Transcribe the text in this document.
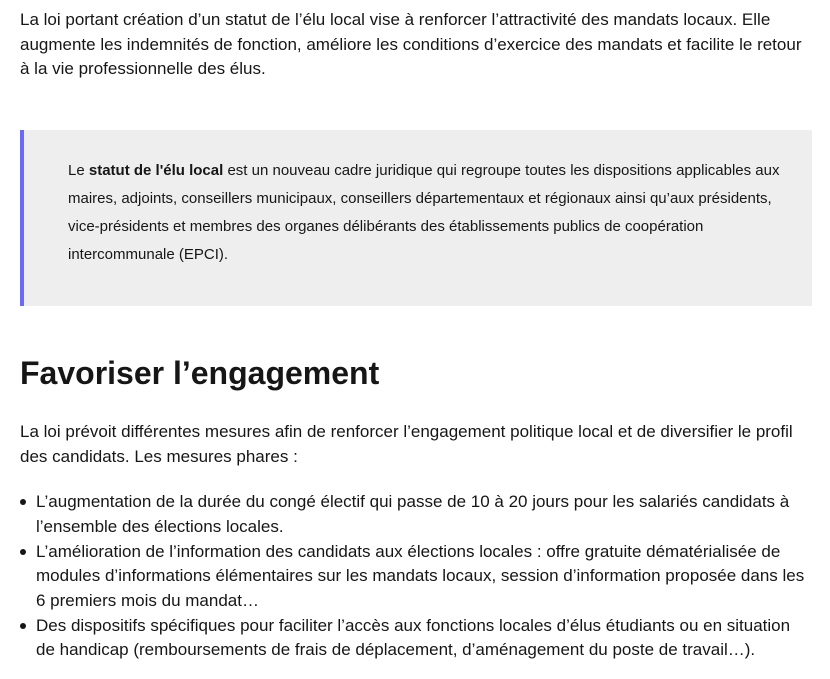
La loi portant création d’un statut de l’élu local vise à renforcer l’attractivité des mandats locaux. Elle augmente les indemnités de fonction, améliore les conditions d’exercice des mandats et facilite le retour à la vie professionnelle des élus.

Le statut de l'élu local est un nouveau cadre juridique qui regroupe toutes les dispositions applicables aux maires, adjoints, conseillers municipaux, conseillers départementaux et régionaux ainsi qu’aux présidents, vice-présidents et membres des organes délibérants des établissements publics de coopération intercommunale (EPCI).

Favoriser l’engagement

La loi prévoit différentes mesures afin de renforcer l’engagement politique local et de diversifier le profil des candidats. Les mesures phares :

L’augmentation de la durée du congé électif qui passe de 10 à 20 jours pour les salariés candidats à l’ensemble des élections locales.
L’amélioration de l’information des candidats aux élections locales : offre gratuite dématérialisée de modules d’informations élémentaires sur les mandats locaux, session d’information proposée dans les 6 premiers mois du mandat…
Des dispositifs spécifiques pour faciliter l’accès aux fonctions locales d’élus étudiants ou en situation de handicap (remboursements de frais de déplacement, d’aménagement du poste de travail…).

========================================================================

## WRITTEN REQUEST:
Write out the listing above exactly as it stands, pictures excluded.

## THE SOLUTION:
Transcribe the text in this document.
La loi portant création d’un statut de l’élu local vise à renforcer l’attractivité des mandats locaux. Elle augmente les indemnités de fonction, améliore les conditions d’exercice des mandats et facilite le retour à la vie professionnelle des élus.

Le statut de l'élu local est un nouveau cadre juridique qui regroupe toutes les dispositions applicables aux maires, adjoints, conseillers municipaux, conseillers départementaux et régionaux ainsi qu’aux présidents, vice-présidents et membres des organes délibérants des établissements publics de coopération intercommunale (EPCI).

Favoriser l’engagement

La loi prévoit différentes mesures afin de renforcer l’engagement politique local et de diversifier le profil des candidats. Les mesures phares :

L’augmentation de la durée du congé électif qui passe de 10 à 20 jours pour les salariés candidats à l’ensemble des élections locales.
L’amélioration de l’information des candidats aux élections locales : offre gratuite dématérialisée de modules d’informations élémentaires sur les mandats locaux, session d’information proposée dans les 6 premiers mois du mandat…
Des dispositifs spécifiques pour faciliter l’accès aux fonctions locales d’élus étudiants ou en situation de handicap (remboursements de frais de déplacement, d’aménagement du poste de travail…).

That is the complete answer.